- **THE TASK**:
Find and copy lines holding "huid".

- **SUPPLIED DATA**:
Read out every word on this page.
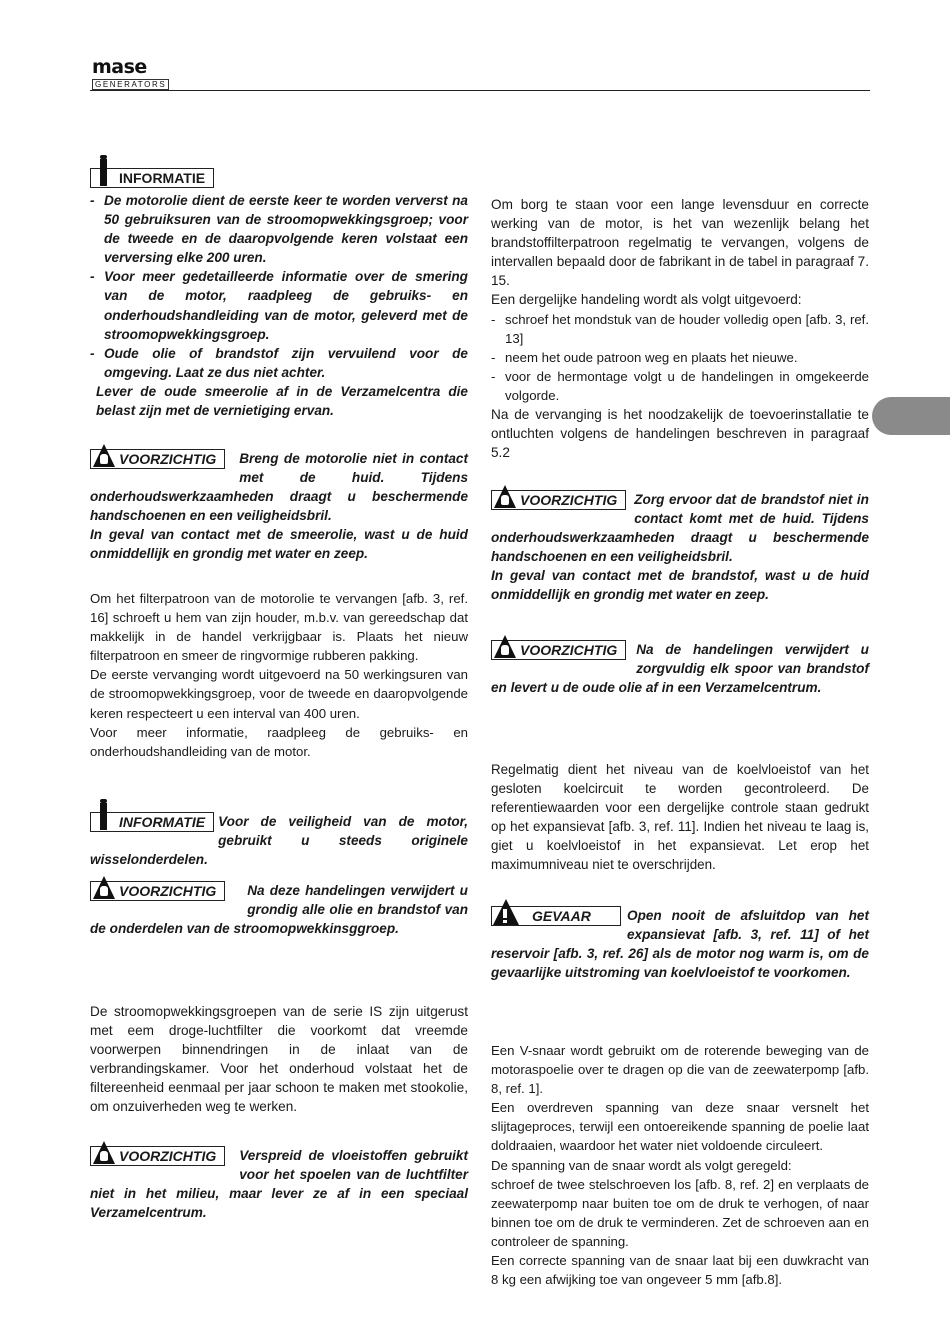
mase
GENERATORS
INFORMATIE
- De motorolie dient de eerste keer te worden ververst na 50 gebruiksuren van de stroomopwekkingsgroep; voor de tweede en de daaropvolgende keren volstaat een verversing elke 200 uren.
- Voor meer gedetailleerde informatie over de smering van de motor, raadpleeg de gebruiks- en onderhoudshandleiding van de motor, geleverd met de stroomopwekkingsgroep.
- Oude olie of brandstof zijn vervuilend voor de omgeving. Laat ze dus niet achter.
Lever de oude smeerolie af in de Verzamelcentra die belast zijn met de vernietiging ervan.
VOORZICHTIG	Breng de motorolie niet in contact met de huid. Tijdens onderhoudswerkzaamheden draagt u beschermende handschoenen en een veiligheidsbril.
In geval van contact met de smeerolie, wast u de huid onmiddellijk en grondig met water en zeep.
Om het filterpatroon van de motorolie te vervangen [afb. 3, ref. 16] schroeft u hem van zijn houder, m.b.v. van gereedschap dat makkelijk in de handel verkrijgbaar is. Plaats het nieuw filterpatroon en smeer de ringvormige rubberen pakking.
De eerste vervanging wordt uitgevoerd na 50 werkingsuren van de stroomopwekkingsgroep, voor de tweede en daaropvolgende keren respecteert u een interval van 400 uren.
Voor meer informatie, raadpleeg de gebruiks- en onderhoudshandleiding van de motor.
INFORMATIE Voor de veiligheid van de motor, gebruikt u steeds originele wisselonderdelen.
VOORZICHTIG	Na deze handelingen verwijdert u grondig alle olie en brandstof van de onderdelen van de stroomopwekkinsggroep.
De stroomopwekkingsgroepen van de serie IS zijn uitgerust met eem droge-luchtfilter die voorkomt dat vreemde voorwerpen binnendringen in de inlaat van de verbrandingskamer. Voor het onderhoud volstaat het de filtereenheid eenmaal per jaar schoon te maken met stookolie, om onzuiverheden weg te werken.
VOORZICHTIG	Verspreid de vloeistoffen gebruikt voor het spoelen van de luchtfilter niet in het milieu, maar lever ze af in een speciaal Verzamelcentrum.
Om borg te staan voor een lange levensduur en correcte werking van de motor, is het van wezenlijk belang het brandstoffilterpatroon regelmatig te vervangen, volgens de intervallen bepaald door de fabrikant in de tabel in paragraaf 7. 15.
Een dergelijke handeling wordt als volgt uitgevoerd:
- schroef het mondstuk van de houder volledig open [afb. 3, ref. 13]
- neem het oude patroon weg en plaats het nieuwe.
- voor de hermontage volgt u de handelingen in omgekeerde volgorde.
Na de vervanging is het noodzakelijk de toevoerinstallatie te ontluchten volgens de handelingen beschreven in paragraaf 5.2
VOORZICHTIG	Zorg ervoor dat de brandstof niet in contact komt met de huid. Tijdens onderhoudswerkzaamheden draagt u beschermende handschoenen en een veiligheidsbril.
In geval van contact met de brandstof, wast u de huid onmiddellijk en grondig met water en zeep.
VOORZICHTIG	Na de handelingen verwijdert u zorgvuldig elk spoor van brandstof en levert u de oude olie af in een Verzamelcentrum.
Regelmatig dient het niveau van de koelvloeistof van het gesloten koelcircuit te worden gecontroleerd. De referentiewaarden voor een dergelijke controle staan gedrukt op het expansievat [afb. 3, ref. 11]. Indien het niveau te laag is, giet u koelvloeistof in het expansievat. Let erop het maximumniveau niet te overschrijden.
GEVAAR	Open nooit de afsluitdop van het expansievat [afb. 3, ref. 11] of het reservoir [afb. 3, ref. 26] als de motor nog warm is, om de gevaarlijke uitstroming van koelvloeistof te voorkomen.
Een V-snaar wordt gebruikt om de roterende beweging van de motoraspoelie over te dragen op die van de zeewaterpomp [afb. 8, ref. 1].
Een overdreven spanning van deze snaar versnelt het slijtageproces, terwijl een ontoereikende spanning de poelie laat doldraaien, waardoor het water niet voldoende circuleert.
De spanning van de snaar wordt als volgt geregeld:
schroef de twee stelschroeven los [afb. 8, ref. 2] en verplaats de zeewaterpomp naar buiten toe om de druk te verhogen, of naar binnen toe om de druk te verminderen. Zet de schroeven aan en controleer de spanning.
Een correcte spanning van de snaar laat bij een duwkracht van 8 kg een afwijking toe van ongeveer 5 mm [afb.8].
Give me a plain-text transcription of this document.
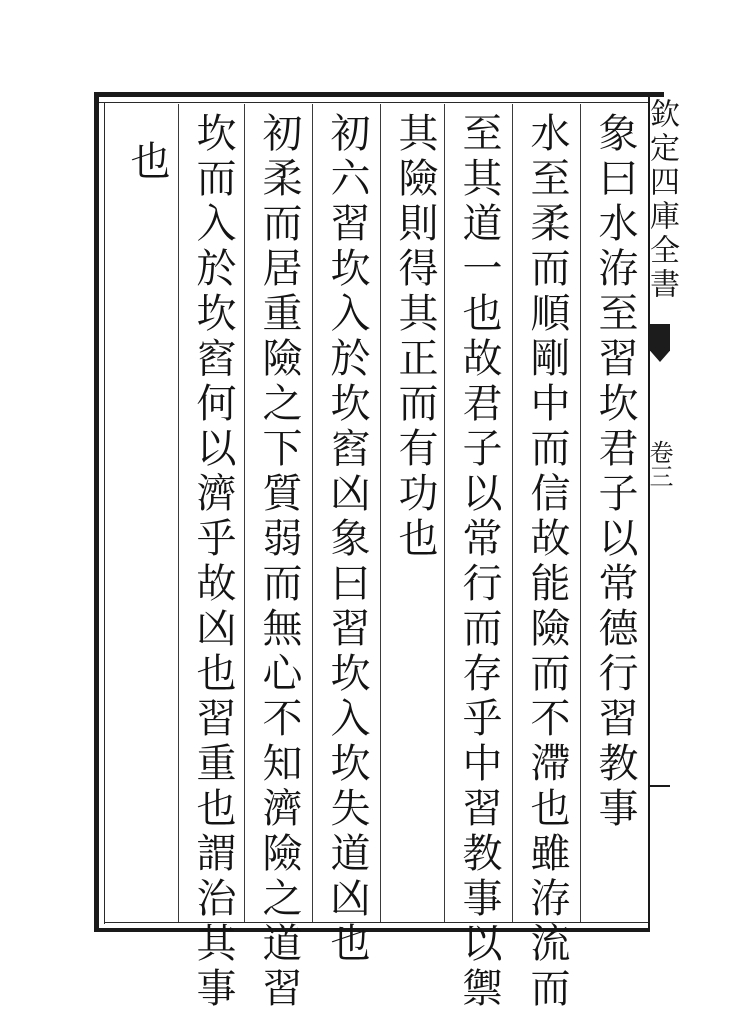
象曰水洊至習坎君子以常德行習教事
水至柔而順剛中而信故能險而不滯也雖洊流而
至其道一也故君子以常行而存乎中習教事以禦
其險則得其正而有功也
初六習坎入於坎窞凶象曰習坎入坎失道凶也
初柔而居重險之下質弱而無心不知濟險之道習
坎而入於坎窞何以濟乎故凶也習重也謂治其事
也	欽定四庫全書
卷三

- **OUTPUT BELOW**:
VOORZICHTIG	Breng de motorolie niet in contact met de huid. Tijdens onderhoudswerkzaamheden draagt u beschermende handschoenen en een veiligheidsbril.
In geval van contact met de smeerolie, wast u de huid onmiddellijk en grondig met water en zeep.
VOORZICHTIG	Zorg ervoor dat de brandstof niet in contact komt met de huid. Tijdens onderhoudswerkzaamheden draagt u beschermende handschoenen en een veiligheidsbril.
In geval van contact met de brandstof, wast u de huid onmiddellijk en grondig met water en zeep.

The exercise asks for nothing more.